[Figure record listings]
.....
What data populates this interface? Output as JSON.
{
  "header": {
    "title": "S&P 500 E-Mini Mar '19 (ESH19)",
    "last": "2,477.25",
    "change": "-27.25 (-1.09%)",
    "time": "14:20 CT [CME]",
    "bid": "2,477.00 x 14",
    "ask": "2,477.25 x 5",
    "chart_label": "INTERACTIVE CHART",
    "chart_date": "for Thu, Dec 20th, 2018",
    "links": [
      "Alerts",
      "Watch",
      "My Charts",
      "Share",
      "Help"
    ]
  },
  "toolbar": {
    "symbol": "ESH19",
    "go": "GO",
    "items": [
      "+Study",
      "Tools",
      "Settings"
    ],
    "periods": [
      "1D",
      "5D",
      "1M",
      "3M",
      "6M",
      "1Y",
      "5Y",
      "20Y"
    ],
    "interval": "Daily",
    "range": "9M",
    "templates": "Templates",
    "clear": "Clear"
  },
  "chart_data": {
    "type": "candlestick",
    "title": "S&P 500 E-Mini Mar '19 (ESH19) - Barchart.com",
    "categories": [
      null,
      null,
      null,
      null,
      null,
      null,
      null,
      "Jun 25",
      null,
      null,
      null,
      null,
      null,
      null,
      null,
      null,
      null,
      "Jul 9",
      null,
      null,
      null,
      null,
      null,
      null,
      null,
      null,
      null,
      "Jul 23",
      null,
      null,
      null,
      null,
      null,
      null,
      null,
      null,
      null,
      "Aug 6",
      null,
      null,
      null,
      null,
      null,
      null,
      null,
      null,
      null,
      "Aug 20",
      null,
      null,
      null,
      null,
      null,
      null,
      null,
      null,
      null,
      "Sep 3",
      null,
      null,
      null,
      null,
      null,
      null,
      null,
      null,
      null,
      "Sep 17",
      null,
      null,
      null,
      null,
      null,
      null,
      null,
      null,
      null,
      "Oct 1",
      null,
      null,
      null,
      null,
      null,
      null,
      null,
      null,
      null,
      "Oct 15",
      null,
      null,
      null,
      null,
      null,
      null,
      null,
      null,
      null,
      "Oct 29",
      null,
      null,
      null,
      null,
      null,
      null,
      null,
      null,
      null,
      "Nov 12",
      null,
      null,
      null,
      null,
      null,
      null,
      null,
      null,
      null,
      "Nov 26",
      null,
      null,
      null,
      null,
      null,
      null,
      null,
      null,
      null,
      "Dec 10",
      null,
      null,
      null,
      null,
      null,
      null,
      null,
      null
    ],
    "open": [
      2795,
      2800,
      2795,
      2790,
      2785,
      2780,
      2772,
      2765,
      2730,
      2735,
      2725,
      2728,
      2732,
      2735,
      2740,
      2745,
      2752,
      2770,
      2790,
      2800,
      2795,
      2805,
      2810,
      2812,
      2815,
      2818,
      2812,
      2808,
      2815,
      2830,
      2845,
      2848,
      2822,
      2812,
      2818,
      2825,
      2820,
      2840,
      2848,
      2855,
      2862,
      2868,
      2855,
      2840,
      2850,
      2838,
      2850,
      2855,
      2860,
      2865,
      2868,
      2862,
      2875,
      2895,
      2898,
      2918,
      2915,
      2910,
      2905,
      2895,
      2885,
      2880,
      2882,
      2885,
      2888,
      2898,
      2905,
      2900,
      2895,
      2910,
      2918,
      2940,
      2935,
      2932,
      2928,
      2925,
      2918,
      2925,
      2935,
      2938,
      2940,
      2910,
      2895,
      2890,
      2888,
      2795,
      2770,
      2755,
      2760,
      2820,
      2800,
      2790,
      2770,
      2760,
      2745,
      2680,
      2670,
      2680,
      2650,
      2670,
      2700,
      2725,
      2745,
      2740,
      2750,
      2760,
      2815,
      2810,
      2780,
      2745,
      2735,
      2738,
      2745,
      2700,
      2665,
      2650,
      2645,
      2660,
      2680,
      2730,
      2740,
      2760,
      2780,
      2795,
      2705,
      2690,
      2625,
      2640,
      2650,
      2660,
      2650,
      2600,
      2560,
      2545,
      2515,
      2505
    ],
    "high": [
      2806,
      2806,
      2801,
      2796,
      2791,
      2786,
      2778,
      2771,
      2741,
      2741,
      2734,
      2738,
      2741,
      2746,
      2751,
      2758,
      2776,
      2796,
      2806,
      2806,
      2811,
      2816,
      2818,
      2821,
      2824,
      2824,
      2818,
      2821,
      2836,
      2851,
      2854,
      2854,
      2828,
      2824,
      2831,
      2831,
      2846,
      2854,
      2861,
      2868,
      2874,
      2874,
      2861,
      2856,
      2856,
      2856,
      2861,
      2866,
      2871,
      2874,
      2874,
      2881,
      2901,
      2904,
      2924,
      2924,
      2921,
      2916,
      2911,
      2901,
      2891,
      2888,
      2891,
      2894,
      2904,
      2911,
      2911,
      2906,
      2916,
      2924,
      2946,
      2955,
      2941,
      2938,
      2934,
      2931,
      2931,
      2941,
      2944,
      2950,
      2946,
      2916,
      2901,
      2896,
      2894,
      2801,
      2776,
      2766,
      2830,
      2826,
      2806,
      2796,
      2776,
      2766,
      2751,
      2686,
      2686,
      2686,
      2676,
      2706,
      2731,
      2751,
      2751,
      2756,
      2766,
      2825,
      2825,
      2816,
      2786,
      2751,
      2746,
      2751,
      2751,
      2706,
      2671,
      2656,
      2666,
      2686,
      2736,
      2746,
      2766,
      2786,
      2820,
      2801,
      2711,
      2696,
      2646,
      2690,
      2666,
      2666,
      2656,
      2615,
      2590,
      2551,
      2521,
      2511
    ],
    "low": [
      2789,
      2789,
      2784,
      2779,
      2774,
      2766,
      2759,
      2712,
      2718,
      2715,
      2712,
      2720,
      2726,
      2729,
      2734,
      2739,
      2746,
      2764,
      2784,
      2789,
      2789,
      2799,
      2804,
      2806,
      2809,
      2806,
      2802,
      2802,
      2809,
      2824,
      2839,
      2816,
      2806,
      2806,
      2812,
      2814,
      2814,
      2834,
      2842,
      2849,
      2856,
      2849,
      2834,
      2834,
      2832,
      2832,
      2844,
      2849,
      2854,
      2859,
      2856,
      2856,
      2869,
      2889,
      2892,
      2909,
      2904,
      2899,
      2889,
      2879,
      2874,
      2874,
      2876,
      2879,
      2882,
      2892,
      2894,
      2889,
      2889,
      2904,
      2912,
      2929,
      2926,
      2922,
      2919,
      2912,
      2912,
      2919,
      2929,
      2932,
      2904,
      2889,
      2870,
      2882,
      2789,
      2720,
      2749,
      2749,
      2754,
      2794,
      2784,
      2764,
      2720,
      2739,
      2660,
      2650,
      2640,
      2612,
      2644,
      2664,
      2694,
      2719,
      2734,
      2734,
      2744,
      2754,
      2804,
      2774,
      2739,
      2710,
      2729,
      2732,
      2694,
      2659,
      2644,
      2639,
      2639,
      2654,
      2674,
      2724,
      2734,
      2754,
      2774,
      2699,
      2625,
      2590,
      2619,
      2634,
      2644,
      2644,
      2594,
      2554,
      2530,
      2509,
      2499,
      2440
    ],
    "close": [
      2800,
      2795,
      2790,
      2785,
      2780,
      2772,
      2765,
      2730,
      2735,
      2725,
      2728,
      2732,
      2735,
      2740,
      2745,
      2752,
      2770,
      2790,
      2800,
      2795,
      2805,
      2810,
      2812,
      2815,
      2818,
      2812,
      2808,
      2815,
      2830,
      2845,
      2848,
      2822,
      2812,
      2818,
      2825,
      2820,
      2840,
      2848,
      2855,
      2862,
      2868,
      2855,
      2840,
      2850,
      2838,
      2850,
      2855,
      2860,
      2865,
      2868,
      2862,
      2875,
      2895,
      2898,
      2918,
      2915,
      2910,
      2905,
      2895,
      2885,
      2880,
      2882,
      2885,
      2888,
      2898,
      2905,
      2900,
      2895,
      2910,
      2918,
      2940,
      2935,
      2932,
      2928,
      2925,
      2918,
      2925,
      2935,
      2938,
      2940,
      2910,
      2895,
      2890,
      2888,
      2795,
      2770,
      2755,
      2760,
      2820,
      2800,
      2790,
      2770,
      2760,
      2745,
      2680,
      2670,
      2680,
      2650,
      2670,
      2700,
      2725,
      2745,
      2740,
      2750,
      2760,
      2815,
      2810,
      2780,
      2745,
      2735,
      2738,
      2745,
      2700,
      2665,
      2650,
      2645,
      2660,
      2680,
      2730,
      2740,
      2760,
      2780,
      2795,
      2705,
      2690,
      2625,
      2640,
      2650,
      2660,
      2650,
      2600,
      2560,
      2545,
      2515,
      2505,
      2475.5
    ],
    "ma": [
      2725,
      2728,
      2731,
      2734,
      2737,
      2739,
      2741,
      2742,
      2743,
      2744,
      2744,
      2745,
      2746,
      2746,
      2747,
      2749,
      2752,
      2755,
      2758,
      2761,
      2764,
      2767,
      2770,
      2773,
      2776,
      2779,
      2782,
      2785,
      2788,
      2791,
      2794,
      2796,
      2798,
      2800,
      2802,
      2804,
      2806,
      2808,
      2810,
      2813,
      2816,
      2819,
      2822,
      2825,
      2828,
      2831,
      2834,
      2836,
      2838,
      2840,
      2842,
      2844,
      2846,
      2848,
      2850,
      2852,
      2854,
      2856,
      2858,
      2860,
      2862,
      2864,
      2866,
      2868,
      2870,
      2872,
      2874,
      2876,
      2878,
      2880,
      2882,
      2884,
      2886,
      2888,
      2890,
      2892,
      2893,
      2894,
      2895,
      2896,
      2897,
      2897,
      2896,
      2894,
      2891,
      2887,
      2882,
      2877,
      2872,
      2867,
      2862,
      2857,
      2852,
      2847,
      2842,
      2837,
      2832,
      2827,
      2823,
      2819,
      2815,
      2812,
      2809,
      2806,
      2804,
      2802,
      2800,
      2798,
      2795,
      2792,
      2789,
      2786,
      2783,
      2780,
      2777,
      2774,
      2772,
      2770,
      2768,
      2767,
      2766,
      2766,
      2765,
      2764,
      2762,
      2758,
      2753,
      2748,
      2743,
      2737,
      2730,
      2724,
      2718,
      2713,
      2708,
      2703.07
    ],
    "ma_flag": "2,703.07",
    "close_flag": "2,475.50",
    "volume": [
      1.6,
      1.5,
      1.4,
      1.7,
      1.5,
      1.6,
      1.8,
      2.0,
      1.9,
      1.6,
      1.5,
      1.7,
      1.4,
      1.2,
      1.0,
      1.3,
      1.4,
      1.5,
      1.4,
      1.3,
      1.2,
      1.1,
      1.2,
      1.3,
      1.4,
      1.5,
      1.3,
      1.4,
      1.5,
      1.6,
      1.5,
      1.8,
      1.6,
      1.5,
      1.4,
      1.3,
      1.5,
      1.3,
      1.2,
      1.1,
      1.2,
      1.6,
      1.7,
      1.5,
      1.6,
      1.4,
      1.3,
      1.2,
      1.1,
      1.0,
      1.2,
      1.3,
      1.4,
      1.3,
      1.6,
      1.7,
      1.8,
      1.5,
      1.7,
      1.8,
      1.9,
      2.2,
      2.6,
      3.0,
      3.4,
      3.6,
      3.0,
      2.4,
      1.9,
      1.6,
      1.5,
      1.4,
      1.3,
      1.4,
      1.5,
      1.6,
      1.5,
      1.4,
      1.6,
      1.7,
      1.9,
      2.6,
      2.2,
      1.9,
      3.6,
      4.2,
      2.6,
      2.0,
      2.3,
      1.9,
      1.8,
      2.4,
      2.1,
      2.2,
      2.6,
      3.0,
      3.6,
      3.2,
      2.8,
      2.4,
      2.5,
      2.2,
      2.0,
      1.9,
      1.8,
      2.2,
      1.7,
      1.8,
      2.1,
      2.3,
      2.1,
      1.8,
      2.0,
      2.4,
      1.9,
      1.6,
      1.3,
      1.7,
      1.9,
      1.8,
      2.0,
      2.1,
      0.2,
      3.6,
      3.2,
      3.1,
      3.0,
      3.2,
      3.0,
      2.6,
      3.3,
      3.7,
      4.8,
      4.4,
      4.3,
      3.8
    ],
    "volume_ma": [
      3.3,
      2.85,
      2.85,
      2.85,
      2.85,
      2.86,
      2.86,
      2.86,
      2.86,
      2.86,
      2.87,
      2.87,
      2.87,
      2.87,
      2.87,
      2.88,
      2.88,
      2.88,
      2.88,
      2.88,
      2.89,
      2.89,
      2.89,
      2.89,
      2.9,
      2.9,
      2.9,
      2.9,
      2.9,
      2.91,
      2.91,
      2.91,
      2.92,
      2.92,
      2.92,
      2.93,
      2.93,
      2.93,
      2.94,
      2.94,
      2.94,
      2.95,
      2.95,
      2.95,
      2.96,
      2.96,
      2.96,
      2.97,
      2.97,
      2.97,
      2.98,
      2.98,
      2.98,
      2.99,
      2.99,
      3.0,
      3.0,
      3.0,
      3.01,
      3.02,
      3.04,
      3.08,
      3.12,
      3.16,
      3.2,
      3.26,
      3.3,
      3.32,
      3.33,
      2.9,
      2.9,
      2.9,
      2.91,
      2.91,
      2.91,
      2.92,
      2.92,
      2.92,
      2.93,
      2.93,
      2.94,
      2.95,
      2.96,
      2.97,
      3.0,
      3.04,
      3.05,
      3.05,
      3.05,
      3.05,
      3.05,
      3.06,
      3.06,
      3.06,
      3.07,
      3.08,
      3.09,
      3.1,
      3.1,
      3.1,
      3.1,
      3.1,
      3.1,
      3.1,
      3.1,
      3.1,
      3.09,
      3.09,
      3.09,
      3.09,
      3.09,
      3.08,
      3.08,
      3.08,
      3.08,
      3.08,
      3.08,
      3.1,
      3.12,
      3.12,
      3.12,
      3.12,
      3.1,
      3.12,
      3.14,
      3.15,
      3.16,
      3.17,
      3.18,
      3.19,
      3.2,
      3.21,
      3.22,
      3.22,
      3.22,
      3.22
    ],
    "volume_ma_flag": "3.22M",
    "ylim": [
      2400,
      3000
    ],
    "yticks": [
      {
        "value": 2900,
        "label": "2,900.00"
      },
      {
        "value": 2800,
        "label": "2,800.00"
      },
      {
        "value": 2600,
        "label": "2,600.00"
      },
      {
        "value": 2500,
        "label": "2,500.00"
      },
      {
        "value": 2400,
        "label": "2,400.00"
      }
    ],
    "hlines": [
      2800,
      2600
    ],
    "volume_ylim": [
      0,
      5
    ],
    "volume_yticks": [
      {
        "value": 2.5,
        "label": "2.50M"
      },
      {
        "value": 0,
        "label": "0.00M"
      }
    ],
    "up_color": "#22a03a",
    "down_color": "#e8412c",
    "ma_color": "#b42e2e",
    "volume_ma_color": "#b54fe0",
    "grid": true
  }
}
.....
* Exercise aim:
Scan the listing above for the word "value" and copy every line that holds it.

* Task response:
        "value": 2900,
        "value": 2800,
        "value": 2600,
        "value": 2500,
        "value": 2400,
        "value": 2.5,
        "value": 0,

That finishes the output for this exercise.